Dataset rows
* * *
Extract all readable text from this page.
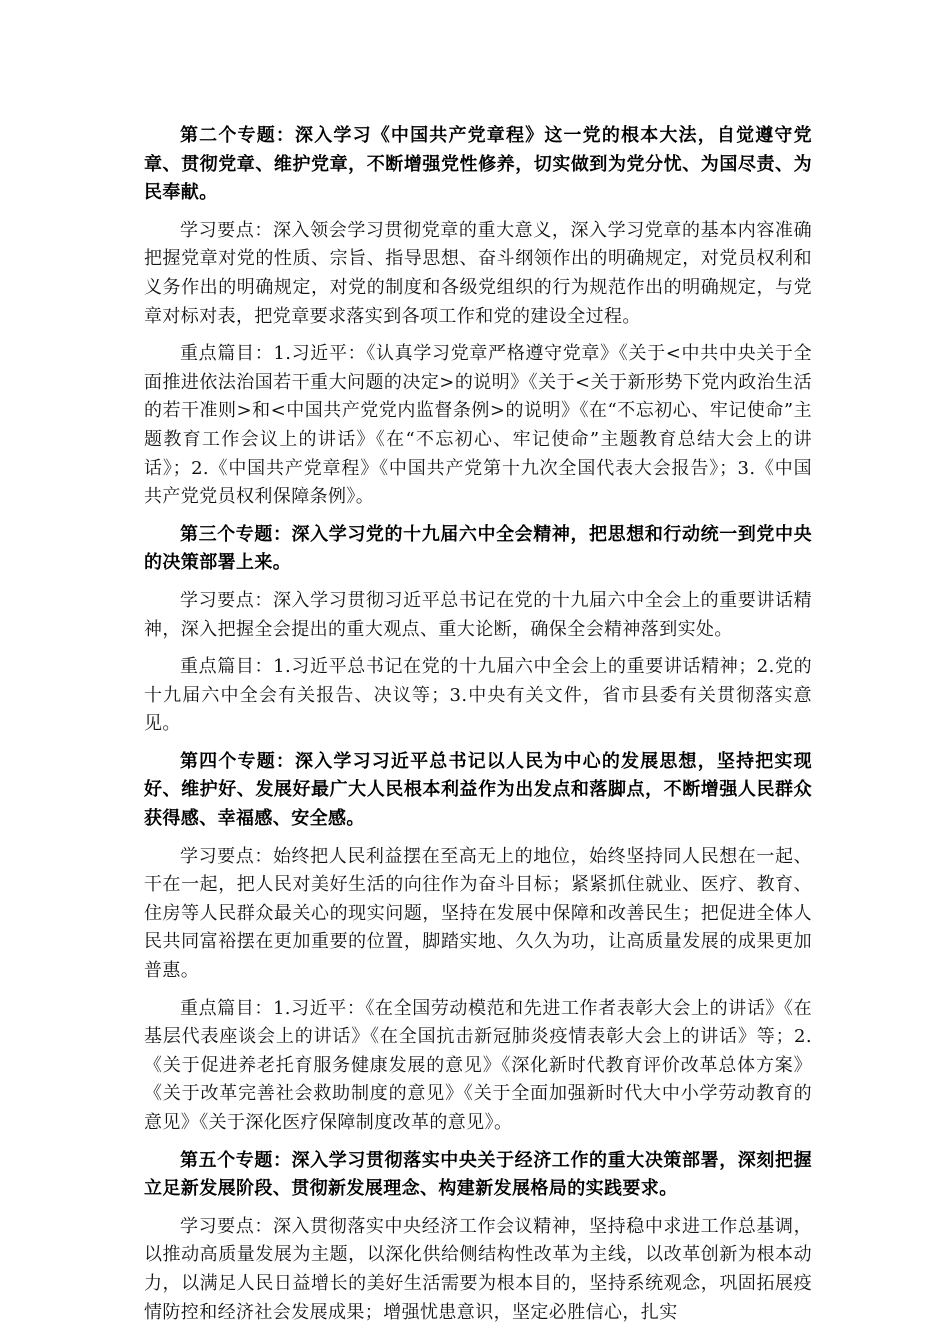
第二个专题：深入学习《中国共产党章程》这一党的根本大法，自觉遵守党章、贯彻党章、维护党章，不断增强党性修养，切实做到为党分忧、为国尽责、为民奉献。

学习要点：深入领会学习贯彻党章的重大意义，深入学习党章的基本内容准确把握党章对党的性质、宗旨、指导思想、奋斗纲领作出的明确规定，对党员权利和义务作出的明确规定，对党的制度和各级党组织的行为规范作出的明确规定，与党章对标对表，把党章要求落实到各项工作和党的建设全过程。

重点篇目：1.习近平：《认真学习党章严格遵守党章》《关于<中共中央关于全面推进依法治国若干重大问题的决定>的说明》《关于<关于新形势下党内政治生活的若干准则>和<中国共产党党内监督条例>的说明》《在“不忘初心、牢记使命”主题教育工作会议上的讲话》《在“不忘初心、牢记使命”主题教育总结大会上的讲话》；2.《中国共产党章程》《中国共产党第十九次全国代表大会报告》；3.《中国共产党党员权利保障条例》。

第三个专题：深入学习党的十九届六中全会精神，把思想和行动统一到党中央的决策部署上来。

学习要点：深入学习贯彻习近平总书记在党的十九届六中全会上的重要讲话精神，深入把握全会提出的重大观点、重大论断，确保全会精神落到实处。

重点篇目：1.习近平总书记在党的十九届六中全会上的重要讲话精神；2.党的十九届六中全会有关报告、决议等；3.中央有关文件，省市县委有关贯彻落实意见。

第四个专题：深入学习习近平总书记以人民为中心的发展思想，坚持把实现好、维护好、发展好最广大人民根本利益作为出发点和落脚点，不断增强人民群众获得感、幸福感、安全感。

学习要点：始终把人民利益摆在至高无上的地位，始终坚持同人民想在一起、干在一起，把人民对美好生活的向往作为奋斗目标；紧紧抓住就业、医疗、教育、住房等人民群众最关心的现实问题，坚持在发展中保障和改善民生；把促进全体人民共同富裕摆在更加重要的位置，脚踏实地、久久为功，让高质量发展的成果更加普惠。

重点篇目：1.习近平：《在全国劳动模范和先进工作者表彰大会上的讲话》《在基层代表座谈会上的讲话》《在全国抗击新冠肺炎疫情表彰大会上的讲话》等；2.《关于促进养老托育服务健康发展的意见》《深化新时代教育评价改革总体方案》《关于改革完善社会救助制度的意见》《关于全面加强新时代大中小学劳动教育的意见》《关于深化医疗保障制度改革的意见》。

第五个专题：深入学习贯彻落实中央关于经济工作的重大决策部署，深刻把握立足新发展阶段、贯彻新发展理念、构建新发展格局的实践要求。

学习要点：深入贯彻落实中央经济工作会议精神，坚持稳中求进工作总基调，以推动高质量发展为主题，以深化供给侧结构性改革为主线，以改革创新为根本动力，以满足人民日益增长的美好生活需要为根本目的，坚持系统观念，巩固拓展疫情防控和经济社会发展成果；增强忧患意识，坚定必胜信心，扎实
* * *
Track down all lines above with the string "中国共产党章程" and copy them.

## RIGHT ANSWER:
第二个专题：深入学习《中国共产党章程》这一党的根本大法，自觉遵守党章、贯彻党章、维护党章，不断增强党性修养，切实做到为党分忧、为国尽责、为民奉献。
重点篇目：1.习近平：《认真学习党章严格遵守党章》《关于<中共中央关于全面推进依法治国若干重大问题的决定>的说明》《关于<关于新形势下党内政治生活的若干准则>和<中国共产党党内监督条例>的说明》《在“不忘初心、牢记使命”主题教育工作会议上的讲话》《在“不忘初心、牢记使命”主题教育总结大会上的讲话》；2.《中国共产党章程》《中国共产党第十九次全国代表大会报告》；3.《中国共产党党员权利保障条例》。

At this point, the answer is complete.